> _EXTRAIT RETENU_
————
A l’avant garde : Josè Manuel Ballester – Espaces cachés

On vient de les voir fleurir sur la toile, pour illustrer le grand contingentement. Pourtant la série « Espaces cachés » de l’espagnol Josè Manuel Ballester date de quelques années déjà, nous interrogeant en substance sur tout ce qui fait un tableau qui n’est pas humain.

Le principe est simple et redoutable d’efficacité : effacer toute trace de personnage à la surface des grandes toiles de maîtres. La Vénus de Botticelli ? Désintégrée ainsi que les zéphyrs et les nymphes qui l’entourent de leur admiration. Restent la mer, et une coquille vide. Le Radeau de la Méduse de Géricault ? Soudain allégé de ses naufragés, il flotte sous les nuages. La Cène de Léonard de Vinci ? Sans Jésus et les Apôtres, une table qu’il faut débarrasser après un repas.
————
> _ENREGISTREMENTS DU CORPUS_
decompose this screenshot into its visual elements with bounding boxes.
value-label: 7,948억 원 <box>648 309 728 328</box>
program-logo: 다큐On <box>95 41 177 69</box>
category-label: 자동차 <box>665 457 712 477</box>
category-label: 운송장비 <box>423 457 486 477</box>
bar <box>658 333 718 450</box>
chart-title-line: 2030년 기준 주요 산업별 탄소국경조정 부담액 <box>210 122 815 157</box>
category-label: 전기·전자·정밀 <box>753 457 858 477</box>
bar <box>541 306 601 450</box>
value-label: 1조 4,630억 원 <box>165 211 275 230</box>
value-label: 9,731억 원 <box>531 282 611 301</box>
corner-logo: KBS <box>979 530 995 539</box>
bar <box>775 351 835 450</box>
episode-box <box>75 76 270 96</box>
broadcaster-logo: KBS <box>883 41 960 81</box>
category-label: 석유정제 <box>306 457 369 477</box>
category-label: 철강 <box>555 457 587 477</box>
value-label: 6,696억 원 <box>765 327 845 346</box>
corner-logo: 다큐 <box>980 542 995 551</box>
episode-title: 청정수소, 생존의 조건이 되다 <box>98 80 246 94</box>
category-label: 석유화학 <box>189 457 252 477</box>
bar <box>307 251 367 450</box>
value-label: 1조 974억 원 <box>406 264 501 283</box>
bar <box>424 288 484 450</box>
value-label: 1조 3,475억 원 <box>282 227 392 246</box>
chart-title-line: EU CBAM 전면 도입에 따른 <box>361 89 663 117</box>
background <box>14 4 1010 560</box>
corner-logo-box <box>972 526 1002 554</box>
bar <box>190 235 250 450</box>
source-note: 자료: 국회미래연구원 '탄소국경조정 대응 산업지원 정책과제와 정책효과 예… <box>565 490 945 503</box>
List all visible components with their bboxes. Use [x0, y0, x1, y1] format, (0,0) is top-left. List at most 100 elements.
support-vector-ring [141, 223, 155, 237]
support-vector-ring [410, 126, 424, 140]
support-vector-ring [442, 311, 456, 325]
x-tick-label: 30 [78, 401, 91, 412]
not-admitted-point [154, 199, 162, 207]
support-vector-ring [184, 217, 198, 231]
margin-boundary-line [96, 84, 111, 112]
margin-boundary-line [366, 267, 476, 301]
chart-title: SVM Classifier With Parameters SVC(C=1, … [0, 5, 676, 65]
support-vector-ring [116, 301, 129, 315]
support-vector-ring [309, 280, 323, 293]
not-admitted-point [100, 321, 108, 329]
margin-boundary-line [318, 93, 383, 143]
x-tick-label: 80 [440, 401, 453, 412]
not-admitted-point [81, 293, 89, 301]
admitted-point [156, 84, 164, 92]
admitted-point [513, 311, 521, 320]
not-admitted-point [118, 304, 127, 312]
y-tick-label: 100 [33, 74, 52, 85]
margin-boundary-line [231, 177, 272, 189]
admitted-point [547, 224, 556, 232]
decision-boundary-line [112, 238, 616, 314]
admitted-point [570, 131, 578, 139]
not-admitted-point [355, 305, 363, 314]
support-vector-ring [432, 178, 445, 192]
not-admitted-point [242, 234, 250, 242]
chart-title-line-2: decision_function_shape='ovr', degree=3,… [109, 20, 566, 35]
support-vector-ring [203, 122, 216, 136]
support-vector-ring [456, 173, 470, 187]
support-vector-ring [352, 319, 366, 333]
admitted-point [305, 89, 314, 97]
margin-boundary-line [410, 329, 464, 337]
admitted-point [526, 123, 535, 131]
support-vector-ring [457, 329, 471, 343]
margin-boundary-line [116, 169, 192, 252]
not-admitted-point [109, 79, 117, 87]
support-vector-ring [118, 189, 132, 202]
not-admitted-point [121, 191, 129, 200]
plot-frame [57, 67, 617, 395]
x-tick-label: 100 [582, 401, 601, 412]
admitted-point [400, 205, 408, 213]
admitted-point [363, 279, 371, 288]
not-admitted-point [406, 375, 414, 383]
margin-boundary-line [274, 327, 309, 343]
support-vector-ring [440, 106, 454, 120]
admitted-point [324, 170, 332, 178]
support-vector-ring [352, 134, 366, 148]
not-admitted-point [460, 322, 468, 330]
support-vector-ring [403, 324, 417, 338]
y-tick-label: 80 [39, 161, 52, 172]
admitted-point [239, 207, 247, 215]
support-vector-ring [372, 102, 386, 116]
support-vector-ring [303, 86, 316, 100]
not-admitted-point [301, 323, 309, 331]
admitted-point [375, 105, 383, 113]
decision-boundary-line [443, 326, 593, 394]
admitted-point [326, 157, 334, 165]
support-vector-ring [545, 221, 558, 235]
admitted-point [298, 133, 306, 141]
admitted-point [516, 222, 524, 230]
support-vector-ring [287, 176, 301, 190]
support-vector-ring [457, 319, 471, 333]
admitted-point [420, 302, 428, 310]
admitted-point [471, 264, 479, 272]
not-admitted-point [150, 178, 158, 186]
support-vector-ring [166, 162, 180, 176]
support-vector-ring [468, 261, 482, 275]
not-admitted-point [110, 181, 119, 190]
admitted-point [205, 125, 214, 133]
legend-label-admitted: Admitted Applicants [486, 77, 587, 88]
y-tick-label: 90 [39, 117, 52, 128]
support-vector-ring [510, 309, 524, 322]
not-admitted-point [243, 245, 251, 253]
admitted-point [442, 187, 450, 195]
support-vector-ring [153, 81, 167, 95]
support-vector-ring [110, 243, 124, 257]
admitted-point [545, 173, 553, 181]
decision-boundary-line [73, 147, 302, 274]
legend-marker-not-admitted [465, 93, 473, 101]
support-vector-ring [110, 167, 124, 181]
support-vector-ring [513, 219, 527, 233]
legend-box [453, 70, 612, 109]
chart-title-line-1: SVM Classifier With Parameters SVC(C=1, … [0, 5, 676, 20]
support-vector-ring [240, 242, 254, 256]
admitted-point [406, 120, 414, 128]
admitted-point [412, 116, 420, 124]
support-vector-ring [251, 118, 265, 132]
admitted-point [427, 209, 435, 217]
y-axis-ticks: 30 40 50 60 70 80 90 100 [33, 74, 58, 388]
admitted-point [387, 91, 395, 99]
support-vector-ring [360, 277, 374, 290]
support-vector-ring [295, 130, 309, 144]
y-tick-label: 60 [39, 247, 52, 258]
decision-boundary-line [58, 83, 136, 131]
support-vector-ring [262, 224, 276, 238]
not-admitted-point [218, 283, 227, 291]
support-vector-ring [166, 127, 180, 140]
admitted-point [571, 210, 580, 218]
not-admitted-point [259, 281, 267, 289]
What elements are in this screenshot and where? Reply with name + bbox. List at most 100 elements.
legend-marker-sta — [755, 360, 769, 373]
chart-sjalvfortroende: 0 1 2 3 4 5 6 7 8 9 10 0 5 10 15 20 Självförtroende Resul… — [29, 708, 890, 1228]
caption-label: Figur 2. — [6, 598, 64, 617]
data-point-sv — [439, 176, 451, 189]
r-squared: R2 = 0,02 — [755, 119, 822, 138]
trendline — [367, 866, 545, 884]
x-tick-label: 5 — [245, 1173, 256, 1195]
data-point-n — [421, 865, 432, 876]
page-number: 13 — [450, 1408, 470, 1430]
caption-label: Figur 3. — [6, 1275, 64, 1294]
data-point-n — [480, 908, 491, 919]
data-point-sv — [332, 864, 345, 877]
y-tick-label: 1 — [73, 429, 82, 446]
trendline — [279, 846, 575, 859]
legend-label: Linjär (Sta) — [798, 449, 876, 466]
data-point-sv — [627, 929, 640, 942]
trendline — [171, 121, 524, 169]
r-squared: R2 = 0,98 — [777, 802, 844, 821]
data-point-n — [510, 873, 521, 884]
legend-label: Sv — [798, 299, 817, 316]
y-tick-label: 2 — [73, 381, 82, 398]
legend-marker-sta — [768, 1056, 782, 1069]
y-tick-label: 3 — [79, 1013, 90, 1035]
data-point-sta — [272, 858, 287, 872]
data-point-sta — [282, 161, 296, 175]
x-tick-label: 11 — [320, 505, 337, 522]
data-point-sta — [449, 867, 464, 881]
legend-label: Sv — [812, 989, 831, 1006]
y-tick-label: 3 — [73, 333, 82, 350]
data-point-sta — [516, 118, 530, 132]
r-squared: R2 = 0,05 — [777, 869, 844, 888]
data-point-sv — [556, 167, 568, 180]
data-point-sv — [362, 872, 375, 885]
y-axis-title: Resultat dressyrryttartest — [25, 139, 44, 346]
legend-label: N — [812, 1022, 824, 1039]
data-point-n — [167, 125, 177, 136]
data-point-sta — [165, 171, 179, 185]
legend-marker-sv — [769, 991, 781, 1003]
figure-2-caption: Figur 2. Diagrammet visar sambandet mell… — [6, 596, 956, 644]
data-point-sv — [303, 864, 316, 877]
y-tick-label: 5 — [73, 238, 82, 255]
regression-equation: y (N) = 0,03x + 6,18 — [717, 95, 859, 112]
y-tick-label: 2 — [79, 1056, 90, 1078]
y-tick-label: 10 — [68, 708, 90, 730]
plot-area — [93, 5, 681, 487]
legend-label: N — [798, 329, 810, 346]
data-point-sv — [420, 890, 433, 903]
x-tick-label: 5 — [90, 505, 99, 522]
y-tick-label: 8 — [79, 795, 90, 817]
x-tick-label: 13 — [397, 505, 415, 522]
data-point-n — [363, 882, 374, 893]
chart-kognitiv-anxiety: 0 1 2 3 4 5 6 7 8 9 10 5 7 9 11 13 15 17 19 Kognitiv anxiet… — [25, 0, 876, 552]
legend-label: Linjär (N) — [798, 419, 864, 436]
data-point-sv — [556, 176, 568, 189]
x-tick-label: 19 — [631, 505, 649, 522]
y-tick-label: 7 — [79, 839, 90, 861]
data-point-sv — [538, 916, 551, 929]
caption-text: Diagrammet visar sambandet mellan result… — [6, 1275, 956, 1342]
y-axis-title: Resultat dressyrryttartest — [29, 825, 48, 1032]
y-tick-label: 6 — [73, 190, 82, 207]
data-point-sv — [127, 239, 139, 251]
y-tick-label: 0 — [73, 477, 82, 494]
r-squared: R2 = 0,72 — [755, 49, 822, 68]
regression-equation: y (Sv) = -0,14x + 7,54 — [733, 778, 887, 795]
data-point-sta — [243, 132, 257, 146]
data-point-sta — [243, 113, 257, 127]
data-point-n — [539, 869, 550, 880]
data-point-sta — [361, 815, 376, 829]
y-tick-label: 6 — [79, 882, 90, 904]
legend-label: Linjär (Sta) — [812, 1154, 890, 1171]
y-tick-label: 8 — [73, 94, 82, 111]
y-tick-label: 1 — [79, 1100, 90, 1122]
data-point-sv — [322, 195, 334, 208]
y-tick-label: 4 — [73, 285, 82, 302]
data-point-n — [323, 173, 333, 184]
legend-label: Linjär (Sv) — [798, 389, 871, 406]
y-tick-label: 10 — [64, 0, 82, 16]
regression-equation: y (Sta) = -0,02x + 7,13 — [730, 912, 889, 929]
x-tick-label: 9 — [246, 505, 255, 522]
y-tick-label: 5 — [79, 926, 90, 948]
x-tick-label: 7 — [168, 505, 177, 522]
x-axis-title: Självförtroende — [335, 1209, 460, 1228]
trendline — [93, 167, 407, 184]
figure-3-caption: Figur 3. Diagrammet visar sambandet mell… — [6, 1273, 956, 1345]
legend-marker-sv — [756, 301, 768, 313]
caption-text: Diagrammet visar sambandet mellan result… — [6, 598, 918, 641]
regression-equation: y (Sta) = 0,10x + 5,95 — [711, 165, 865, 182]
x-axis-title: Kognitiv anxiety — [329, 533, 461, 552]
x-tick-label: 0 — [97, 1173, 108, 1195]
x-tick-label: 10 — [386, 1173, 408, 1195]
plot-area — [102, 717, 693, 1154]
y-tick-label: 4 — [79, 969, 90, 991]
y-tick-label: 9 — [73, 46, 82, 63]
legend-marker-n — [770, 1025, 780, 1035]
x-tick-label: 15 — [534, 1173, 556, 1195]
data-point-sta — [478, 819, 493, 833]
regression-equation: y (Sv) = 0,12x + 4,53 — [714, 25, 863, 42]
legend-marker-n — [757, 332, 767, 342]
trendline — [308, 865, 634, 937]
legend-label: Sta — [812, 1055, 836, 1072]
————
> _TRAVAIL DEMANDÉ_
1 - Répondez aux questions suivantes d'après l'extrait retenu :
(a) De quelle nationalité est Josè Manuel Ballester ?
(b) Que reste-t-il de la Vénus de Botticelli une fois les personnages effacés ?
(c) Sous quoi flotte le Radeau de la Méduse allégé de ses naufragés ?
2 - Relevez toutes les toiles de maîtres que cite l'extrait retenu, en indiquant pour chacune le peintre auquel il l'attribue.
3 - Réécrivez sous forme de liste le paragraphe de l'extrait retenu qui commence par « Le principe est simple », en conservant ses faits essentiels.
Les enregistrements forment un matériau distinct de l'extrait retenu.

> _VOS RÉPONSES_
1 -
(a) Il est espagnol.
(b) Il reste la mer et une coquille vide.
(c) Il flotte sous les nuages.

2 -
- La Vénus, de Botticelli
- Le Radeau de la Méduse, de Géricault
- La Cène, de Léonard de Vinci

3 -
- Principe : effacer toute trace de personnage des grandes toiles de maîtres.
- La Vénus de Botticelli : Vénus, les zéphyrs et les nymphes disparaissent ; il reste la mer et une coquille vide.
- Le Radeau de la Méduse de Géricault : privé de ses naufragés, le radeau flotte sous les nuages.
- La Cène de Léonard de Vinci : sans Jésus ni les Apôtres, il ne reste qu'une table à débarrasser après un repas.